▶ **Problem to solve**:
Copy out each line exactly as it appears.

▶ **Record list**:
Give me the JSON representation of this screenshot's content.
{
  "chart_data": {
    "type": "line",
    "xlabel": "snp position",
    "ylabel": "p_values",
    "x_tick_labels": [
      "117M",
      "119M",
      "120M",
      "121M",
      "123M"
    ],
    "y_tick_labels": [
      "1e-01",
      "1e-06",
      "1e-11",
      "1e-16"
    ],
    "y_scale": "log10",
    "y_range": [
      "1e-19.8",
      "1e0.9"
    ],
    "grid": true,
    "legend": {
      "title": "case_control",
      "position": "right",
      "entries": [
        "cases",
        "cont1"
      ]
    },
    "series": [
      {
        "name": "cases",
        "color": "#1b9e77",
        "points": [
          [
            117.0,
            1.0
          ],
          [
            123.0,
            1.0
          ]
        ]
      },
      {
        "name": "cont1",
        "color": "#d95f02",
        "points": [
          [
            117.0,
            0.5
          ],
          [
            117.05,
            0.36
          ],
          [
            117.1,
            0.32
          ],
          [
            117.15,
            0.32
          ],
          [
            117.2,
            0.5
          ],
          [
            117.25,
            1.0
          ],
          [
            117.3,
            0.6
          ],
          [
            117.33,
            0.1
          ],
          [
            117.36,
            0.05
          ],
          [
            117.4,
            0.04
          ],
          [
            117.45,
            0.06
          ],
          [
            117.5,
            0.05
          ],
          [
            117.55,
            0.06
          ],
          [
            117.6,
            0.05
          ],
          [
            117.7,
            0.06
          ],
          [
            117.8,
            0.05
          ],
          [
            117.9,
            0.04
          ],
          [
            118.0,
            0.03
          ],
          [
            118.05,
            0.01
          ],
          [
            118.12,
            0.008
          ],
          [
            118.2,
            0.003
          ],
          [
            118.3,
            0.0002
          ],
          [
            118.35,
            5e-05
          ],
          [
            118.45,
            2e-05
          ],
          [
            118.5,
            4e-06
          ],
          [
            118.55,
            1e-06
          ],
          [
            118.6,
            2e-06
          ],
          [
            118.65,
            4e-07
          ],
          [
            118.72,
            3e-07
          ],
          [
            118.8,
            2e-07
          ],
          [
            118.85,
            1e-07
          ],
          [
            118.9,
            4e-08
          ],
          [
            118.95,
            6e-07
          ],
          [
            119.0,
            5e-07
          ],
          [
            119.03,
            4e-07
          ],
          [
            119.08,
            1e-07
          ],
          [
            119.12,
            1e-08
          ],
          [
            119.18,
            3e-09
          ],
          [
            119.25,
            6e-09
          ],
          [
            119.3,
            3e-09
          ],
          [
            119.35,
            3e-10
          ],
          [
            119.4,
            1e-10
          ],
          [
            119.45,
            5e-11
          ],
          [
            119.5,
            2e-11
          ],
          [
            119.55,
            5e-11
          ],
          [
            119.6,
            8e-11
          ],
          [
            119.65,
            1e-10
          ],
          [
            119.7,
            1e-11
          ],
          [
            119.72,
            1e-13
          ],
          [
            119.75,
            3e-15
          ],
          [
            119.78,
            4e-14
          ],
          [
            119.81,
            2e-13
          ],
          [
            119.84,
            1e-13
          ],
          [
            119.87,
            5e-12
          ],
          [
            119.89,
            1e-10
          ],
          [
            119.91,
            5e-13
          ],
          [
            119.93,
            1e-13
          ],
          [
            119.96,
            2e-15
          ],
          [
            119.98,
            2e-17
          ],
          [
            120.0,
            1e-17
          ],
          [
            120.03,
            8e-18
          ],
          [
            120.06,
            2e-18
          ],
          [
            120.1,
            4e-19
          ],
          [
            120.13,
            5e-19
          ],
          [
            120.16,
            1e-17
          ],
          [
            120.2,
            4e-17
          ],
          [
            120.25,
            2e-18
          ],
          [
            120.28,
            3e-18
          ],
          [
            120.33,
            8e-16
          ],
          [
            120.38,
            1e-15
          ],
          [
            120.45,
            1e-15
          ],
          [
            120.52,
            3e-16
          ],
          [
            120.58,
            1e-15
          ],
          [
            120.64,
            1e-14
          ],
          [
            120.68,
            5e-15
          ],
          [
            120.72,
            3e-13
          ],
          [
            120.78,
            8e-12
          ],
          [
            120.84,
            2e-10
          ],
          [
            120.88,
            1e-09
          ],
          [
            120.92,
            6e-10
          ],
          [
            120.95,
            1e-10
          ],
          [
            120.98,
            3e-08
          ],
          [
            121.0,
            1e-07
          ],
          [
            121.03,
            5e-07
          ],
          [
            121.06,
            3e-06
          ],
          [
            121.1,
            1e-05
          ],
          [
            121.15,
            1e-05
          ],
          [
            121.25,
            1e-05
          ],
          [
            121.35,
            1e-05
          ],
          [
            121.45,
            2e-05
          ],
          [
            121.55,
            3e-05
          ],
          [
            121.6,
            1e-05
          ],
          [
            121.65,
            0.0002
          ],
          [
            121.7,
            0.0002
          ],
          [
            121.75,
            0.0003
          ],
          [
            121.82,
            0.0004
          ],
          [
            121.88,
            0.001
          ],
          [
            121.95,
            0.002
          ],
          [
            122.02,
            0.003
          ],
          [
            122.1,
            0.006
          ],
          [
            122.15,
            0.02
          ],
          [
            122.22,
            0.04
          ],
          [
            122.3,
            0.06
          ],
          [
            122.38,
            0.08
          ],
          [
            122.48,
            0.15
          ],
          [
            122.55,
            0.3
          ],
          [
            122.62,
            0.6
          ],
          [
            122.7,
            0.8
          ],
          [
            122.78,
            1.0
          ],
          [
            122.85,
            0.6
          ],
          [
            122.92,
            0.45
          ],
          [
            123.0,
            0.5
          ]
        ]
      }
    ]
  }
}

▶ **Exercise answer**:
Give me the JSON representation of this screenshot's content.
{
  "chart_data": {
    "type": "line",
    "xlabel": "snp position",
    "ylabel": "p_values",
    "x_tick_labels": [
      "117M",
      "119M",
      "120M",
      "121M",
      "123M"
    ],
    "y_tick_labels": [
      "1e-01",
      "1e-06",
      "1e-11",
      "1e-16"
    ],
    "y_scale": "log10",
    "y_range": [
      "1e-19.8",
      "1e0.9"
    ],
    "grid": true,
    "legend": {
      "title": "case_control",
      "position": "right",
      "entries": [
        "cases",
        "cont1"
      ]
    },
    "series": [
      {
        "name": "cases",
        "color": "#1b9e77",
        "points": [
          [
            117.0,
            1.0
          ],
          [
            123.0,
            1.0
          ]
        ]
      },
      {
        "name": "cont1",
        "color": "#d95f02",
        "points": [
          [
            117.0,
            0.5
          ],
          [
            117.05,
            0.36
          ],
          [
            117.1,
            0.32
          ],
          [
            117.15,
            0.32
          ],
          [
            117.2,
            0.5
          ],
          [
            117.25,
            1.0
          ],
          [
            117.3,
            0.6
          ],
          [
            117.33,
            0.1
          ],
          [
            117.36,
            0.05
          ],
          [
            117.4,
            0.04
          ],
          [
            117.45,
            0.06
          ],
          [
            117.5,
            0.05
          ],
          [
            117.55,
            0.06
          ],
          [
            117.6,
            0.05
          ],
          [
            117.7,
            0.06
          ],
          [
            117.8,
            0.05
          ],
          [
            117.9,
            0.04
          ],
          [
            118.0,
            0.03
          ],
          [
            118.05,
            0.01
          ],
          [
            118.12,
            0.008
          ],
          [
            118.2,
            0.003
          ],
          [
            118.3,
            0.0002
          ],
          [
            118.35,
            5e-05
          ],
          [
            118.45,
            2e-05
          ],
          [
            118.5,
            4e-06
          ],
          [
            118.55,
            1e-06
          ],
          [
            118.6,
            2e-06
          ],
          [
            118.65,
            4e-07
          ],
          [
            118.72,
            3e-07
          ],
          [
            118.8,
            2e-07
          ],
          [
            118.85,
            1e-07
          ],
          [
            118.9,
            4e-08
          ],
          [
            118.95,
            6e-07
          ],
          [
            119.0,
            5e-07
          ],
          [
            119.03,
            4e-07
          ],
          [
            119.08,
            1e-07
          ],
          [
            119.12,
            1e-08
          ],
          [
            119.18,
            3e-09
          ],
          [
            119.25,
            6e-09
          ],
          [
            119.3,
            3e-09
          ],
          [
            119.35,
            3e-10
          ],
          [
            119.4,
            1e-10
          ],
          [
            119.45,
            5e-11
          ],
          [
            119.5,
            2e-11
          ],
          [
            119.55,
            5e-11
          ],
          [
            119.6,
            8e-11
          ],
          [
            119.65,
            1e-10
          ],
          [
            119.7,
            1e-11
          ],
          [
            119.72,
            1e-13
          ],
          [
            119.75,
            3e-15
          ],
          [
            119.78,
            4e-14
          ],
          [
            119.81,
            2e-13
          ],
          [
            119.84,
            1e-13
          ],
          [
            119.87,
            5e-12
          ],
          [
            119.89,
            1e-10
          ],
          [
            119.91,
            5e-13
          ],
          [
            119.93,
            1e-13
          ],
          [
            119.96,
            2e-15
          ],
          [
            119.98,
            2e-17
          ],
          [
            120.0,
            1e-17
          ],
          [
            120.03,
            8e-18
          ],
          [
            120.06,
            2e-18
          ],
          [
            120.1,
            4e-19
          ],
          [
            120.13,
            5e-19
          ],
          [
            120.16,
            1e-17
          ],
          [
            120.2,
            4e-17
          ],
          [
            120.25,
            2e-18
          ],
          [
            120.28,
            3e-18
          ],
          [
            120.33,
            8e-16
          ],
          [
            120.38,
            1e-15
          ],
          [
            120.45,
            1e-15
          ],
          [
            120.52,
            3e-16
          ],
          [
            120.58,
            1e-15
          ],
          [
            120.64,
            1e-14
          ],
          [
            120.68,
            5e-15
          ],
          [
            120.72,
            3e-13
          ],
          [
            120.78,
            8e-12
          ],
          [
            120.84,
            2e-10
          ],
          [
            120.88,
            1e-09
          ],
          [
            120.92,
            6e-10
          ],
          [
            120.95,
            1e-10
          ],
          [
            120.98,
            3e-08
          ],
          [
            121.0,
            1e-07
          ],
          [
            121.03,
            5e-07
          ],
          [
            121.06,
            3e-06
          ],
          [
            121.1,
            1e-05
          ],
          [
            121.15,
            1e-05
          ],
          [
            121.25,
            1e-05
          ],
          [
            121.35,
            1e-05
          ],
          [
            121.45,
            2e-05
          ],
          [
            121.55,
            3e-05
          ],
          [
            121.6,
            1e-05
          ],
          [
            121.65,
            0.0002
          ],
          [
            121.7,
            0.0002
          ],
          [
            121.75,
            0.0003
          ],
          [
            121.82,
            0.0004
          ],
          [
            121.88,
            0.001
          ],
          [
            121.95,
            0.002
          ],
          [
            122.02,
            0.003
          ],
          [
            122.1,
            0.006
          ],
          [
            122.15,
            0.02
          ],
          [
            122.22,
            0.04
          ],
          [
            122.3,
            0.06
          ],
          [
            122.38,
            0.08
          ],
          [
            122.48,
            0.15
          ],
          [
            122.55,
            0.3
          ],
          [
            122.62,
            0.6
          ],
          [
            122.7,
            0.8
          ],
          [
            122.78,
            1.0
          ],
          [
            122.85,
            0.6
          ],
          [
            122.92,
            0.45
          ],
          [
            123.0,
            0.5
          ]
        ]
      }
    ]
  }
}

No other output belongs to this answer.